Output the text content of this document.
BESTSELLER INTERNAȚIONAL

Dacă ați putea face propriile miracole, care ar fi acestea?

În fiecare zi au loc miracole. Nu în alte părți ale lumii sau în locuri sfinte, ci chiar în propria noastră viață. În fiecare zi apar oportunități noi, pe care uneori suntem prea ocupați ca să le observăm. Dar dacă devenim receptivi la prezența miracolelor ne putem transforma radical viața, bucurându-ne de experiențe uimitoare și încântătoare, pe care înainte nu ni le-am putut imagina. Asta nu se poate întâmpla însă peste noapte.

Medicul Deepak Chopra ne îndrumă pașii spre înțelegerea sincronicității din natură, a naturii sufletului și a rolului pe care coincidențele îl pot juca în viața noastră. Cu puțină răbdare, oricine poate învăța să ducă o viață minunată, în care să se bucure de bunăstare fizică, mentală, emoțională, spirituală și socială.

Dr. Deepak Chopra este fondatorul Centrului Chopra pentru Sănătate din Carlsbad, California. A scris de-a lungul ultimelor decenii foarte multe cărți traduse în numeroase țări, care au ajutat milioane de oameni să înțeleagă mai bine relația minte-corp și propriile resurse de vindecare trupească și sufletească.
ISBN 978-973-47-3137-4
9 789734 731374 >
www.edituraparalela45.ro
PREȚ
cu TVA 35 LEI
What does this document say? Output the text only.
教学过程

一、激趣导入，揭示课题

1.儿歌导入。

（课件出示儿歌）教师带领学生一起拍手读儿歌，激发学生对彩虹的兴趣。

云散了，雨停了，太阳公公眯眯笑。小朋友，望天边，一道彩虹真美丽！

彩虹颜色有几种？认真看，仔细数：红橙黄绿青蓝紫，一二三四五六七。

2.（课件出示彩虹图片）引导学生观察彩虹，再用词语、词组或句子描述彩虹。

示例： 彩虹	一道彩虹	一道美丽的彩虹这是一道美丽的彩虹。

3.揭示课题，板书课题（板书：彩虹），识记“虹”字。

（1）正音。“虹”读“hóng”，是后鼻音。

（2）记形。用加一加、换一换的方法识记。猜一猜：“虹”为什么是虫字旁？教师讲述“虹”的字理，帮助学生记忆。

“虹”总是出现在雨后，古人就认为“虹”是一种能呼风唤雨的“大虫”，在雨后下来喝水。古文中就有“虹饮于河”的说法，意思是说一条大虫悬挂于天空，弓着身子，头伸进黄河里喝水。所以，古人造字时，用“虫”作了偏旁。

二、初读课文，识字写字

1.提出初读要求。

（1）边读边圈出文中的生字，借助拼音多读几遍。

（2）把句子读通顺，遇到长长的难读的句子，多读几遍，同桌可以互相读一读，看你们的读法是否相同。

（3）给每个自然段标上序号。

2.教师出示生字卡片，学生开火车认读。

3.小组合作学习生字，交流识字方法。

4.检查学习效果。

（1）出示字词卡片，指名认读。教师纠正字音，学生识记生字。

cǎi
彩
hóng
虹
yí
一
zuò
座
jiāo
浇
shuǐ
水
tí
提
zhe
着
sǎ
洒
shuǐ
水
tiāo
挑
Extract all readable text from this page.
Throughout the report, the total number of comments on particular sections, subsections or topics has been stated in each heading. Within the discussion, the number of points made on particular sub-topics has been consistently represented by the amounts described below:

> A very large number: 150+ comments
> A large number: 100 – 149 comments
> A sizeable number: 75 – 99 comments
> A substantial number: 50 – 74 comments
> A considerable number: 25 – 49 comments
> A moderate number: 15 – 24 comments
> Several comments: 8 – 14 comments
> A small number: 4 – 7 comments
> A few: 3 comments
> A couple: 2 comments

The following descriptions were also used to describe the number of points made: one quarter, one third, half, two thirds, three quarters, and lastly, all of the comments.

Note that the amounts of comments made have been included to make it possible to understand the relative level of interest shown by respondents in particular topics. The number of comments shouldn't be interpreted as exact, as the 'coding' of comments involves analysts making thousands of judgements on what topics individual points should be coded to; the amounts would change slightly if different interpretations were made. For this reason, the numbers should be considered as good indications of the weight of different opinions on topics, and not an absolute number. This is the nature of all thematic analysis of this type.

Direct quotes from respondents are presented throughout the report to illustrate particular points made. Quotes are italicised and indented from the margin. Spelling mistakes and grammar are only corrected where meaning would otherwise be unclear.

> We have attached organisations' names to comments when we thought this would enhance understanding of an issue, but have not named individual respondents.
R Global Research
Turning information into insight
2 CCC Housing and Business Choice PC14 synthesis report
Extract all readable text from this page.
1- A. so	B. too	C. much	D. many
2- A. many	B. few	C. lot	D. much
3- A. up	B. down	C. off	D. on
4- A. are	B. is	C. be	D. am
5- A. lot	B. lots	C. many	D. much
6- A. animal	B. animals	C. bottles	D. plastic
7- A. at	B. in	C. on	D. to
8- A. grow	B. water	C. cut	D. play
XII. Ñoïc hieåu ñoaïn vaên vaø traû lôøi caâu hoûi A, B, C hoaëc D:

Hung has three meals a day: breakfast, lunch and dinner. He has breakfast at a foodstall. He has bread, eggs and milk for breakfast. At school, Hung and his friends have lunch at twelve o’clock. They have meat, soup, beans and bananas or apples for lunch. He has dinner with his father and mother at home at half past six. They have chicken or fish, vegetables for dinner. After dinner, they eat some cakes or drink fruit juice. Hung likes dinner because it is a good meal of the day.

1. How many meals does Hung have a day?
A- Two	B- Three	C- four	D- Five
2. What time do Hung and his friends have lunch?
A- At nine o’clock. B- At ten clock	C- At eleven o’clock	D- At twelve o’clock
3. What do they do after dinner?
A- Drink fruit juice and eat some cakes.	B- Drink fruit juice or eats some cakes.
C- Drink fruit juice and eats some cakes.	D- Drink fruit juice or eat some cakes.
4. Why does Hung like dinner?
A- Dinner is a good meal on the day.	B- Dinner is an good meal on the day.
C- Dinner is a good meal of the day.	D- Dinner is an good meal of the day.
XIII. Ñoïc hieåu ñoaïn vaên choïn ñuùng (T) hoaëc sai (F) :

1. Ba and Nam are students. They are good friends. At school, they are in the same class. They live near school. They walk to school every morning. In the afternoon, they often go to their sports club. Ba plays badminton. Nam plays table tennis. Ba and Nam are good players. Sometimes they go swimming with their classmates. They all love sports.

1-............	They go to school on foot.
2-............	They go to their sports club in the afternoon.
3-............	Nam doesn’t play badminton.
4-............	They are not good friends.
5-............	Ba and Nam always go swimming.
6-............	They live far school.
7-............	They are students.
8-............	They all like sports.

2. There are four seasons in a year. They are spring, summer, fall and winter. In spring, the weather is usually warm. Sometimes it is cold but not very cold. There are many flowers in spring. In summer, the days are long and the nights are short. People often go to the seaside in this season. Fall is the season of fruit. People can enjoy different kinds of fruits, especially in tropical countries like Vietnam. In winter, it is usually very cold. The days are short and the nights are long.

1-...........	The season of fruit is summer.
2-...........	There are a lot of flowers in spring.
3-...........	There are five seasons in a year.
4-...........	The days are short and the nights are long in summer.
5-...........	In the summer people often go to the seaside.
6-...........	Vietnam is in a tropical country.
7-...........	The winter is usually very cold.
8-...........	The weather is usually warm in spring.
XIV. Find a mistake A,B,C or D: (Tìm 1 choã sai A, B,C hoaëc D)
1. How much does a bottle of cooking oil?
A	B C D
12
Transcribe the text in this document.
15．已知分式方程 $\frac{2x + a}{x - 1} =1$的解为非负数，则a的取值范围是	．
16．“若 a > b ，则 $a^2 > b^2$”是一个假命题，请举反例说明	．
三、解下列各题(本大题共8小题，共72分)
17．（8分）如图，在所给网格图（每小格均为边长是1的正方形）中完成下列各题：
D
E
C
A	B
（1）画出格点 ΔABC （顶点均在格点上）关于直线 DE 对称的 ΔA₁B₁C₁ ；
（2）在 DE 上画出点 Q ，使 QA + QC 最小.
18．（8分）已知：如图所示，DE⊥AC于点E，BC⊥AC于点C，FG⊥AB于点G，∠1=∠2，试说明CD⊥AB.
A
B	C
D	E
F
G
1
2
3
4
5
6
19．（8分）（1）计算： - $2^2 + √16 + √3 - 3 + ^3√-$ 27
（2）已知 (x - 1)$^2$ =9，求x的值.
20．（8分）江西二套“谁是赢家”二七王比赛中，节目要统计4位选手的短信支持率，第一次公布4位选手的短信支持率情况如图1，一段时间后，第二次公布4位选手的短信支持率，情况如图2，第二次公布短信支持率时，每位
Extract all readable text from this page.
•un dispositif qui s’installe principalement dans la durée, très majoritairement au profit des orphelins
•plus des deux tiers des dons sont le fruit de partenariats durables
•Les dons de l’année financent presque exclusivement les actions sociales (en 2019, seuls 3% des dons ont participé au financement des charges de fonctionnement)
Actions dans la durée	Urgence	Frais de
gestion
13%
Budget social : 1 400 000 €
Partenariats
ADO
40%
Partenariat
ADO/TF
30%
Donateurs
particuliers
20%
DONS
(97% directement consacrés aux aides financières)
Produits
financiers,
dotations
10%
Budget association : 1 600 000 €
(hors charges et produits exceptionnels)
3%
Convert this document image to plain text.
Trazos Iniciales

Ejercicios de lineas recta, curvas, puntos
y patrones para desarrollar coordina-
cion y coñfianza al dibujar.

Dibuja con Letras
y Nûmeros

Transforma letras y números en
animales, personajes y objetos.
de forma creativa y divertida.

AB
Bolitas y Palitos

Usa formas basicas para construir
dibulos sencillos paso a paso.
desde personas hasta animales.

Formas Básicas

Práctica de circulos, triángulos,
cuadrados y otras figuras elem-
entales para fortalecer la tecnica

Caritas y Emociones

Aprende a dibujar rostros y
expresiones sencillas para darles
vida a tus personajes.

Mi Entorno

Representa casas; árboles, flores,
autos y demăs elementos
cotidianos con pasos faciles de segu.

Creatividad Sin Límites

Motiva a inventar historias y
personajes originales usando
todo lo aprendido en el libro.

-*-*-

## EXERCISE INSTRUCTIONS
Check each line of the listing above for the string "miracole", then report only how many lines have it.

## OUTPUT OF THE TASK
2